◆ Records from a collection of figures
⁂
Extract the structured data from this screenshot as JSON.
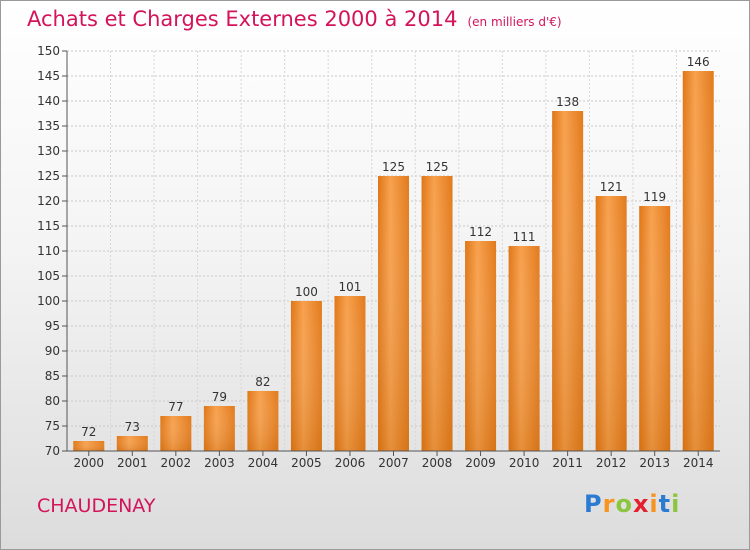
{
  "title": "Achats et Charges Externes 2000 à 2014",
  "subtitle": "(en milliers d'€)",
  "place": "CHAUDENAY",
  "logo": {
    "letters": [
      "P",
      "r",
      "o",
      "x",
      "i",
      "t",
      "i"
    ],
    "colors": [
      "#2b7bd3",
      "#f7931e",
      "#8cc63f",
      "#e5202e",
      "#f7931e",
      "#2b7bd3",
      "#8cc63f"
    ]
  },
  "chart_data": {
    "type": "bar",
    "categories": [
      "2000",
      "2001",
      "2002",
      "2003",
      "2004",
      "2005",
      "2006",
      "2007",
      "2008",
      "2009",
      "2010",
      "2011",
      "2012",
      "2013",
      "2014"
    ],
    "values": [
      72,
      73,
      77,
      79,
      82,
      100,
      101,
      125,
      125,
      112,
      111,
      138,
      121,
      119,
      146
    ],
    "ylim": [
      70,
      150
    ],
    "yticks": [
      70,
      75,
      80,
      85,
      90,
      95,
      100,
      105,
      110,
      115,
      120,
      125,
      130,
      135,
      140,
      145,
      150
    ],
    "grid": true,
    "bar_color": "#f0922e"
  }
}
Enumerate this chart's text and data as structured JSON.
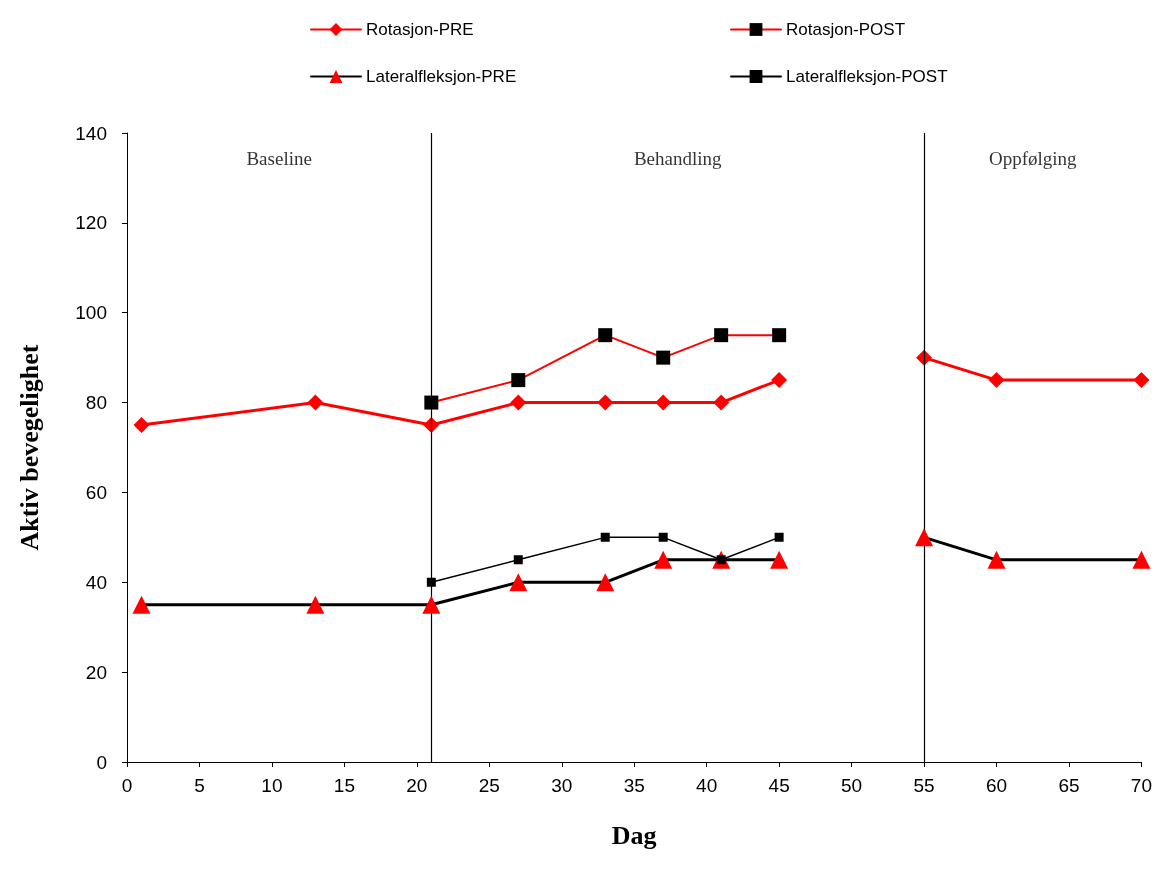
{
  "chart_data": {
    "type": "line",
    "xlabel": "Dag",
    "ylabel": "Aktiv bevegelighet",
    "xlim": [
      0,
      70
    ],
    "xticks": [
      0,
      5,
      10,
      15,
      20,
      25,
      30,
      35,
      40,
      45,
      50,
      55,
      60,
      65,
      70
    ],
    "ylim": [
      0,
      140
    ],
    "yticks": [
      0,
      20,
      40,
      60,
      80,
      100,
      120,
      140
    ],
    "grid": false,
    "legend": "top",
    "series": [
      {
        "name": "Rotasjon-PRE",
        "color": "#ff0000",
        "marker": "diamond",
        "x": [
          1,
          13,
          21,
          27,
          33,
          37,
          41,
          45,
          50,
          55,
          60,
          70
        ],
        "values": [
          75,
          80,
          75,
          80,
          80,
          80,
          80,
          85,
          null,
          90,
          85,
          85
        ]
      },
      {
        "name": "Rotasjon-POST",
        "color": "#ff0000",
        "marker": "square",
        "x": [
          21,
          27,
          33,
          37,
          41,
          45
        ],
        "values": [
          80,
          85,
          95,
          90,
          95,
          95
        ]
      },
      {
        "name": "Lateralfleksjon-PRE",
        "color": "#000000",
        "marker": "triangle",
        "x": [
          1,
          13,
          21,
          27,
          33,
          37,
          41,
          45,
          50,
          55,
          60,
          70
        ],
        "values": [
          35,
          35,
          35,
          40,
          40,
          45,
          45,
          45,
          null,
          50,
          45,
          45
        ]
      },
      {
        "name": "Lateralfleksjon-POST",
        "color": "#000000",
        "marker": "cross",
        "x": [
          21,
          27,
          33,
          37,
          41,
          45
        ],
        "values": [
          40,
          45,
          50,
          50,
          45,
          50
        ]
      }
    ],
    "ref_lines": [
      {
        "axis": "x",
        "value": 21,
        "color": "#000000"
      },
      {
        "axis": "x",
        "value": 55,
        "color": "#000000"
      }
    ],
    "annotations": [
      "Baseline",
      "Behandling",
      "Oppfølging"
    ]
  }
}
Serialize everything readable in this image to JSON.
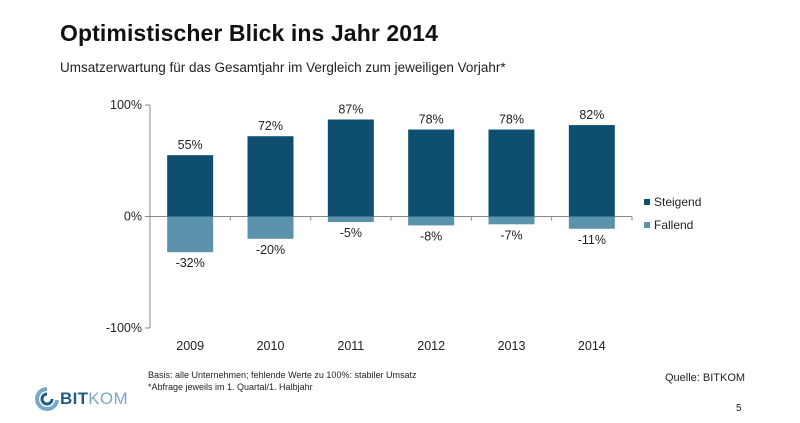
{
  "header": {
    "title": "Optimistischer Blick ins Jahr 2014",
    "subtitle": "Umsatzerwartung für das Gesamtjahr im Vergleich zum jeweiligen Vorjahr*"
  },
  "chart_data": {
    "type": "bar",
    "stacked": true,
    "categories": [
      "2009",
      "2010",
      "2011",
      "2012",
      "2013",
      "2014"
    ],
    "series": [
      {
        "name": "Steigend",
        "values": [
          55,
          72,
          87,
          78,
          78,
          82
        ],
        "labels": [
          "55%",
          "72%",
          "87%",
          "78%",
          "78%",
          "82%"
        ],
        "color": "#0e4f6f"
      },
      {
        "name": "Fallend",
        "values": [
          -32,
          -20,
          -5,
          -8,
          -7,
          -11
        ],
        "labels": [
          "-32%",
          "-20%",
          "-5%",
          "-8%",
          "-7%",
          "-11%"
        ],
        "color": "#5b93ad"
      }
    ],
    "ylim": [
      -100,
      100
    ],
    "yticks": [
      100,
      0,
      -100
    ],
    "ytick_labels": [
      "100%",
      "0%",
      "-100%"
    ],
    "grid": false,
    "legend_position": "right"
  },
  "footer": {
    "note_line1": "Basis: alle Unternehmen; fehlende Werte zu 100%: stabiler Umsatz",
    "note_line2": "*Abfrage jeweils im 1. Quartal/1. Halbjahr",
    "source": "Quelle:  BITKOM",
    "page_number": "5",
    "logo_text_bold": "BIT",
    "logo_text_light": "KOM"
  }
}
⁂
◆ Problem requirements
Work through the records line by line and tally those with the word "subtitle". Report only the total.

◆ Answer below
2